• [BRANO SCELTO]:
==========
14mila profughi fantasma. In Veneto

VENEZIA - “A chi vi dice di aiutarli a casa loro, dategli un calcio in culo”. Torna utile il consiglio che Marco Travaglio, direttore del Fatto Quotidiano, ha dato alla platea del teatro Da Ponte di Vittorio Veneto sabato scorso.

Oggi, a meritarsi il trattamento, è Luca Zaia, presidente della Regione Veneto che, fornendo dati su arrivi e scomparse dei migranti, propone proprio questa “soluzione”: ”L’unica vera risposta umanitaria da dare – riferisce Zaia - è il blocco dei traffici di carne umana che produce un business miliardario e planetario; la creazione di centri di accoglienza sulle coste del Nordafrica dove curare i bisognosi, identificare tutti e respingere chi non è un vero profugo; la conseguente attivazione di corridoi umanitari che portino in salvo chi fugge davvero da fame, guerre e persecuzioni etniche o politiche; l’utilizzo dei miliardi di euro che ora si buttano in un’accoglienza che non è tale per creare le occasioni di sviluppo, case, scuole, ospedali, lavoro, nei Paesi da cui i flussi originano”.

 

Insomma, secondo Luca Zaia, dopo centinaia di anni di sfruttamento, colonizzazione, violenza, guerre asimmetriche e risucchio delle risorse, potremmo costruire qualche casa, qualche scuola, creare lavoro e impedire, così, che quei flussi ad oggi inarrestabili si arrestino.

Il governatore del Veneto si dice preoccupato del sistema con cui l’Italia (non) sta gestendo l’immigrazione. E, in effetti, chi non è preoccupato? Se la Germania - per fare un esempio- ha accolto nell’ultimo anno e mezzo un milione e mezzo di profughi (10 volti di quanti ne sbarcano ogni anno in Italia) e stanziato miliardi per formarli e integrarli, facendoli diventare una risorsa, l’Italia spende miliardi per identificarli e farli bighellonare. O - meglio ancora - non identificarli e farli fuggire (facendo finta di non vedere).
==========
Elenchi degli elementi e delle aree

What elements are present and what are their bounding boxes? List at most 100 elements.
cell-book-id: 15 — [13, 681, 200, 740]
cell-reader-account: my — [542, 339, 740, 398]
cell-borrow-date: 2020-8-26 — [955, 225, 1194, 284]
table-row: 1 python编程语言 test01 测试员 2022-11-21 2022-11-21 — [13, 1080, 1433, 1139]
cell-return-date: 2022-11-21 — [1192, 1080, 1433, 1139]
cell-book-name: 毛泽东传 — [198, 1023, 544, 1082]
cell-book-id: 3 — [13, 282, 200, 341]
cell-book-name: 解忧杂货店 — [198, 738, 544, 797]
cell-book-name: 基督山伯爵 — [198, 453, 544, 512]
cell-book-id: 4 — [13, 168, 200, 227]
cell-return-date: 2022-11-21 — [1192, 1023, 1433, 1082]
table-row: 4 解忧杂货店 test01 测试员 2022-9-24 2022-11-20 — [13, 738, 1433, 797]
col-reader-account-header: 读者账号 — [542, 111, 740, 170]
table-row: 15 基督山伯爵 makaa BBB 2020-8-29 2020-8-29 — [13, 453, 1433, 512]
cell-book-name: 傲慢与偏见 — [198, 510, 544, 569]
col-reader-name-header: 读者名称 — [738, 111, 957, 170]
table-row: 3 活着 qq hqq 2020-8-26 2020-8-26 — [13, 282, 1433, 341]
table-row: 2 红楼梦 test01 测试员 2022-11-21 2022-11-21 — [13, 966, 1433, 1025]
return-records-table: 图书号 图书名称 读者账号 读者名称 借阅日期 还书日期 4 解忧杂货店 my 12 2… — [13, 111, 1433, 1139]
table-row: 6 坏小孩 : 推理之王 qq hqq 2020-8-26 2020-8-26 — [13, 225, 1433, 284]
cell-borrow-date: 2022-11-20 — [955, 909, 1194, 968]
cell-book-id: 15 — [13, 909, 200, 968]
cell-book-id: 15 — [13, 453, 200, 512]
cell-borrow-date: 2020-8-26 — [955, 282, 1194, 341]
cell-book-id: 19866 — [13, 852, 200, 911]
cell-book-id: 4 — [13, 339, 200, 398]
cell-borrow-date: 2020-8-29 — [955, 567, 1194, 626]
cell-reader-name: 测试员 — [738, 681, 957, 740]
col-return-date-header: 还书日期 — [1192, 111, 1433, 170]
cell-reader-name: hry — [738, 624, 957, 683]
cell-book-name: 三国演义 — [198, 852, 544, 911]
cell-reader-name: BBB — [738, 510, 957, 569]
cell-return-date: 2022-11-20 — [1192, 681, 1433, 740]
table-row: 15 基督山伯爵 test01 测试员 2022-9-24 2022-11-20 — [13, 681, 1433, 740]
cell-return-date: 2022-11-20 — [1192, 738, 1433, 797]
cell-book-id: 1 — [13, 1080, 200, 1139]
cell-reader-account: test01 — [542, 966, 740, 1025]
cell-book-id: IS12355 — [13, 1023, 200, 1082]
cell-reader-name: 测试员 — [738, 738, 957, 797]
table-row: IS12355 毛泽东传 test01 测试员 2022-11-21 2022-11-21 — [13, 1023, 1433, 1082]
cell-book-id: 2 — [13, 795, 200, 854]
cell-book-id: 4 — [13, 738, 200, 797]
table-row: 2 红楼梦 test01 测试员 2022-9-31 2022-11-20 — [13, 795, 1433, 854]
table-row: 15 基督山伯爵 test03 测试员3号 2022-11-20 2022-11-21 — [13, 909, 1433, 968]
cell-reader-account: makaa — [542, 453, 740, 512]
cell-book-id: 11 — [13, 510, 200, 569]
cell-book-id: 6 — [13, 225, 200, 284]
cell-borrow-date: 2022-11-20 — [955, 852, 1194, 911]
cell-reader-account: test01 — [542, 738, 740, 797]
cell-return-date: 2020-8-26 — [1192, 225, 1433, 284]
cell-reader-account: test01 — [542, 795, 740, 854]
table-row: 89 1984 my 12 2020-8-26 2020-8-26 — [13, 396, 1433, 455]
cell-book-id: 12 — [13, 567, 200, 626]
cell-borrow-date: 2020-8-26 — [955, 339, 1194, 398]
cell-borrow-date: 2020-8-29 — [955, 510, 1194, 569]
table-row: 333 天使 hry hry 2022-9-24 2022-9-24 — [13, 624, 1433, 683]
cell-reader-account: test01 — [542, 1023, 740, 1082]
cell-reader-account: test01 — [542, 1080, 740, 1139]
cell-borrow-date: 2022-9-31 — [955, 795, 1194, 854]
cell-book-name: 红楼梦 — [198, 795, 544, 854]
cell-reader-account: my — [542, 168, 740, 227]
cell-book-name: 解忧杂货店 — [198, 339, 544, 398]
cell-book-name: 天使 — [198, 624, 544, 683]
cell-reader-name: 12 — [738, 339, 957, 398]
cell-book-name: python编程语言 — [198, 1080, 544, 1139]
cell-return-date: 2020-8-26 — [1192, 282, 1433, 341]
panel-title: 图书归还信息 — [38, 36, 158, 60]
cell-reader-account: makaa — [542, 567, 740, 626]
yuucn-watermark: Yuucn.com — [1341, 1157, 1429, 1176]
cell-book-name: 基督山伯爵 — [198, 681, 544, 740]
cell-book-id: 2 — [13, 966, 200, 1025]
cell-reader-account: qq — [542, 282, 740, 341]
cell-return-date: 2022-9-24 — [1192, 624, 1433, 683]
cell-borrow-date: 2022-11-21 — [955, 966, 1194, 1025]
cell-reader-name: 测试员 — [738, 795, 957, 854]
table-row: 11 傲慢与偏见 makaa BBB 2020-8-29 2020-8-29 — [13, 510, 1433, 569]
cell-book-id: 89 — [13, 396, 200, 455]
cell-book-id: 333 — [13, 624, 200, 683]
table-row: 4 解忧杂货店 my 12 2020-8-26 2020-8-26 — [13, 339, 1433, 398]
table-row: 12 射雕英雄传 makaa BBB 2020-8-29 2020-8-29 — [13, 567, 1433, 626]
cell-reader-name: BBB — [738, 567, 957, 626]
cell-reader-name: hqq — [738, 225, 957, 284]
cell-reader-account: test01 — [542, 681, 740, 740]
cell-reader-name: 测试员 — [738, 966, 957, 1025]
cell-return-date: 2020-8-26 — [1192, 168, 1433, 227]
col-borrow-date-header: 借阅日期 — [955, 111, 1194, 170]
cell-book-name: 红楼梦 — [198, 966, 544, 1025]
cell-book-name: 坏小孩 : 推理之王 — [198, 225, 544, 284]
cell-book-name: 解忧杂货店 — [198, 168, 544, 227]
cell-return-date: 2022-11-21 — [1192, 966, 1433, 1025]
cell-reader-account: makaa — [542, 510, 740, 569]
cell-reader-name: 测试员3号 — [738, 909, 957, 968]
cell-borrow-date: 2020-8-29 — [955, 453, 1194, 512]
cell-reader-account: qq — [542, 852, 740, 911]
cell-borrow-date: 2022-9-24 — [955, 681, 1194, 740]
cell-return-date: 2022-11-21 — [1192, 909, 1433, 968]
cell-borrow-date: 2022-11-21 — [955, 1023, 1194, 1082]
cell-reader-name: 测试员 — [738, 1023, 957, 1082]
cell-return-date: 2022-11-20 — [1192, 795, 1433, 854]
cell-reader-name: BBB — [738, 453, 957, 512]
==========
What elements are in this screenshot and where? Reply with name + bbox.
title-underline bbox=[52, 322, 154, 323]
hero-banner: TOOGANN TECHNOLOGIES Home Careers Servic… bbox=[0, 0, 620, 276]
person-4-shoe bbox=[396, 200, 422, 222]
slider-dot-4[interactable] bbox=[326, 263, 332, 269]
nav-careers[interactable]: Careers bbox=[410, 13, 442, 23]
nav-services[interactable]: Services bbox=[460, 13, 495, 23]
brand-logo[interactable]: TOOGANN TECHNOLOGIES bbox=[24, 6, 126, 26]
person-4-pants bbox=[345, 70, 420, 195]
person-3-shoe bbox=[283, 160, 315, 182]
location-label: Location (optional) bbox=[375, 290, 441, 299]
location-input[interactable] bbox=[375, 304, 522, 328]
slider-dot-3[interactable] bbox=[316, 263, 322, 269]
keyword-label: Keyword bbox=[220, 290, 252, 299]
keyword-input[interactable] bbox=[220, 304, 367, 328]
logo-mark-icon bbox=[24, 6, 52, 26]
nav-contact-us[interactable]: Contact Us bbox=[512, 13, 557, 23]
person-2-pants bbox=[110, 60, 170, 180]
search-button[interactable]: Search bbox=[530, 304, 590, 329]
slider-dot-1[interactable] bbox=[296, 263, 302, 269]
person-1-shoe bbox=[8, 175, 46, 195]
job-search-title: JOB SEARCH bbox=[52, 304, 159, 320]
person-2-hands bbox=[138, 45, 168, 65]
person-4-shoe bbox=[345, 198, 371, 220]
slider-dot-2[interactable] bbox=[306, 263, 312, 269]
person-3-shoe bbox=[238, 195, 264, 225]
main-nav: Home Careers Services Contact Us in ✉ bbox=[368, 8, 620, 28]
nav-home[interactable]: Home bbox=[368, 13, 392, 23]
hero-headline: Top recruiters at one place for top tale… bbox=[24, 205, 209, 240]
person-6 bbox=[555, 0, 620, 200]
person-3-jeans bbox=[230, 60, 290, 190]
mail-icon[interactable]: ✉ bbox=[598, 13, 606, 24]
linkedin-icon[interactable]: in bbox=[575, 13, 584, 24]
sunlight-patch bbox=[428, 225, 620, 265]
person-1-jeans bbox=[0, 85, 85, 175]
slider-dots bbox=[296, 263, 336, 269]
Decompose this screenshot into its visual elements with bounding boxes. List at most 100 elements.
==========
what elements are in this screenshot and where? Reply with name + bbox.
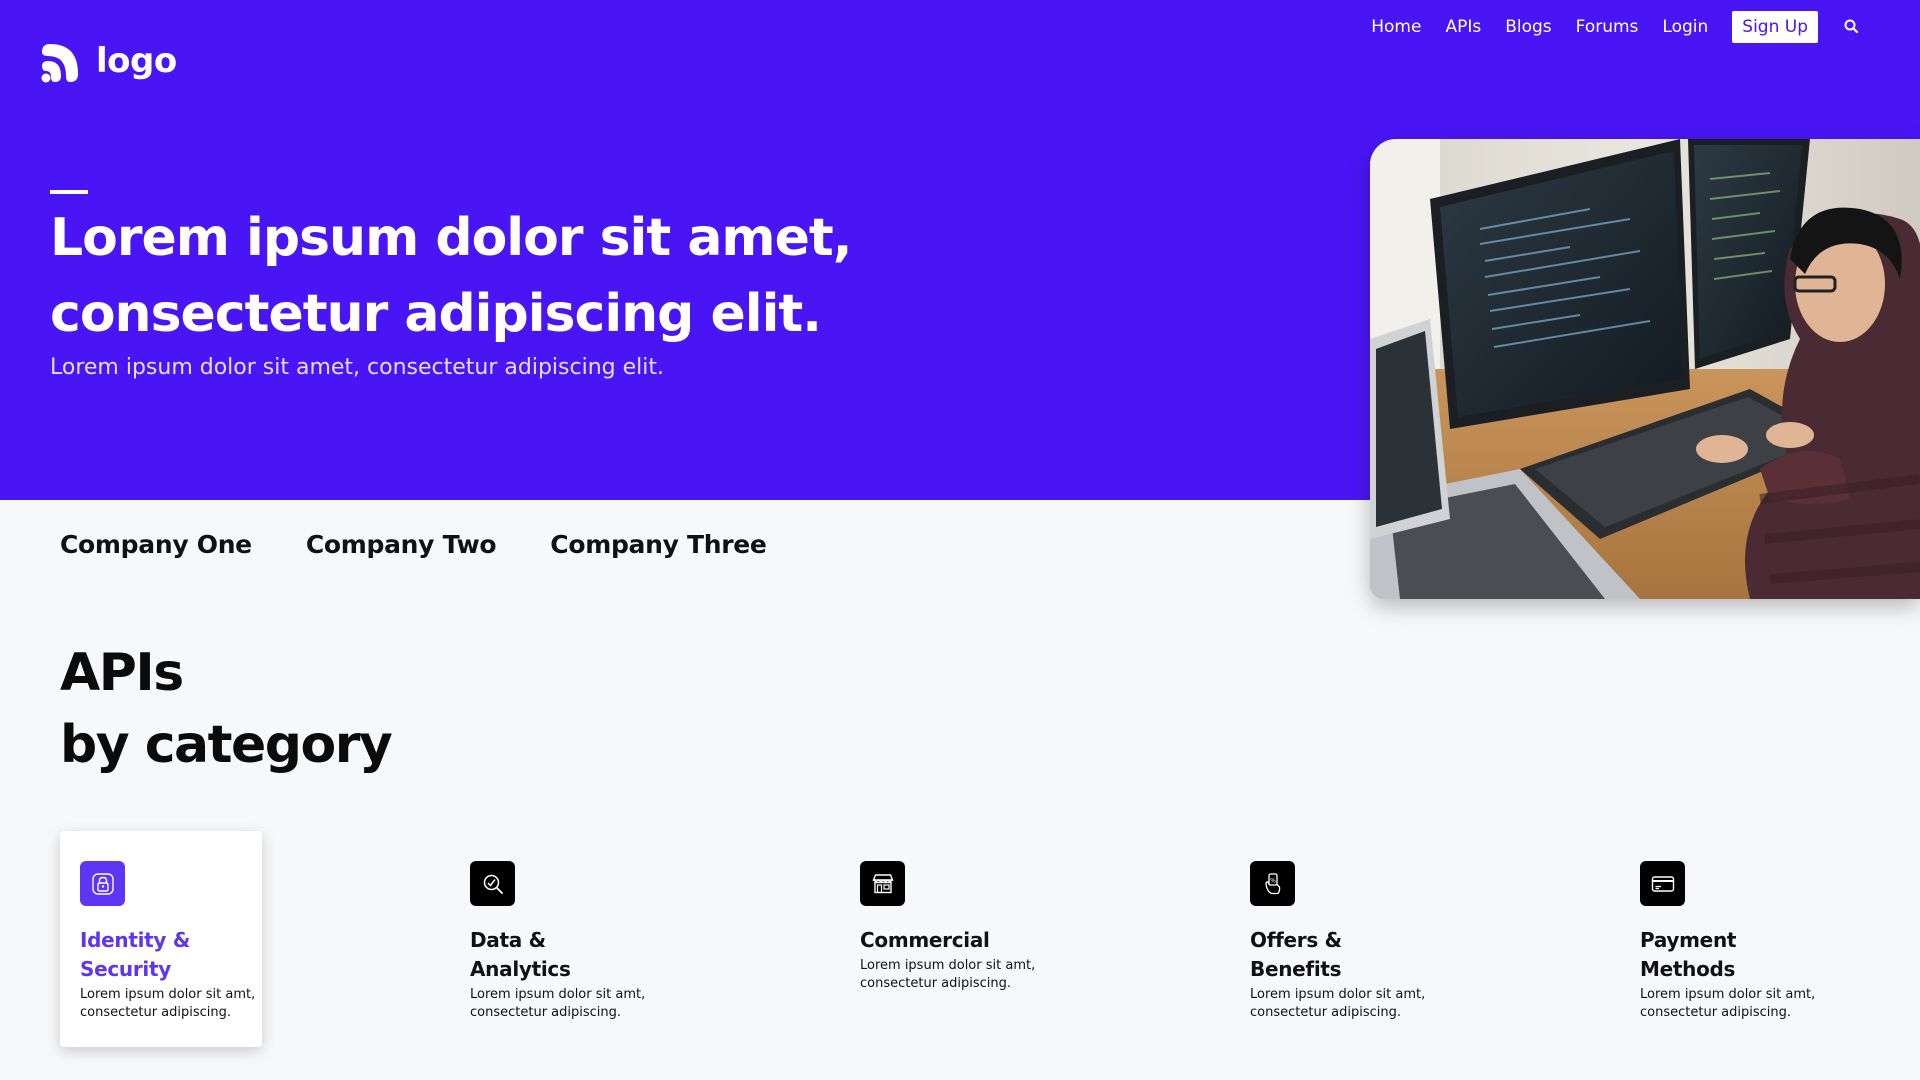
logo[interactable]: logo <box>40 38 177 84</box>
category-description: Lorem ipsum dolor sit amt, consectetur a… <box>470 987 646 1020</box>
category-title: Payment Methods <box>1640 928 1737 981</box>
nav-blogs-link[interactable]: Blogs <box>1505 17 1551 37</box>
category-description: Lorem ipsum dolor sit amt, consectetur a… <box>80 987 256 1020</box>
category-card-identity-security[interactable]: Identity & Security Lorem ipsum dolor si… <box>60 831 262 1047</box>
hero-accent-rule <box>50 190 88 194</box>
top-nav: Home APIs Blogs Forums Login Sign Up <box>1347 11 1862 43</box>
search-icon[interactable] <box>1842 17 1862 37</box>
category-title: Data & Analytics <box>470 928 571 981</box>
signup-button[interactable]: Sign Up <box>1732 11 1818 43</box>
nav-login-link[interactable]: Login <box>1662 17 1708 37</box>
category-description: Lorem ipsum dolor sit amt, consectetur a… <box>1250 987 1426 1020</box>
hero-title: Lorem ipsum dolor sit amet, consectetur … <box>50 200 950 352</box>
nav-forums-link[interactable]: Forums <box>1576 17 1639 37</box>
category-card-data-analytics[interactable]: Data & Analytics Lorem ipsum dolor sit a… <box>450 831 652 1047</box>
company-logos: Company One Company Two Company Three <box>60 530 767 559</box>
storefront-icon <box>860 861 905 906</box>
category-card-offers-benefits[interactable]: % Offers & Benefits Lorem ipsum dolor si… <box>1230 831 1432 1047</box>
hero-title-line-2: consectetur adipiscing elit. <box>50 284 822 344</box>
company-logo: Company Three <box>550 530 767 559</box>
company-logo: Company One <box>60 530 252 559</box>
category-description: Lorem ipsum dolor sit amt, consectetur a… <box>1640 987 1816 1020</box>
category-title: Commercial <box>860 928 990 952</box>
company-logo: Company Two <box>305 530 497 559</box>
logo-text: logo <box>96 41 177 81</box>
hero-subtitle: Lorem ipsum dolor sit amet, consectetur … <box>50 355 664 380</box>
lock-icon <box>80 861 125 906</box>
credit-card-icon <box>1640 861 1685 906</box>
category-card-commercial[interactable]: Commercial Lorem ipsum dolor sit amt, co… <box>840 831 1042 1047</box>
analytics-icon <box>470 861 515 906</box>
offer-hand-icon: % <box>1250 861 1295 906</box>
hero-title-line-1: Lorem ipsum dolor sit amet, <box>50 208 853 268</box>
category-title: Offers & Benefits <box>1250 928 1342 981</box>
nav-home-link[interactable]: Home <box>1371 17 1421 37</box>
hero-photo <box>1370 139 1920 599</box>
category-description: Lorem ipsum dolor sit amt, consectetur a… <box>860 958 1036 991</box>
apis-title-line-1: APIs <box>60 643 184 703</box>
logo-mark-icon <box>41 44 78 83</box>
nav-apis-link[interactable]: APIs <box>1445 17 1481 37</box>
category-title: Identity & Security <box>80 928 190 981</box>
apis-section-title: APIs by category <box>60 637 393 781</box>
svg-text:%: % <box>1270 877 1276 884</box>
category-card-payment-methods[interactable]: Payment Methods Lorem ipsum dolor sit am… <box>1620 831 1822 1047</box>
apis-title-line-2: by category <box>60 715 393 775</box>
==========
• [COSA FARE]: Estrai dal brano sui migranti in Veneto il tratto che va da "Insomma, secondo Luca" fino a "inarrestabili si arrestino.". Le righe riportate sopra provengono da una fonte diversa dal brano.

• [RISPOSTA]:
Insomma, secondo Luca Zaia, dopo centinaia di anni di sfruttamento, colonizzazione, violenza, guerre asimmetriche e risucchio delle risorse, potremmo costruire qualche casa, qualche scuola, creare lavoro e impedire, così, che quei flussi ad oggi inarrestabili si arrestino.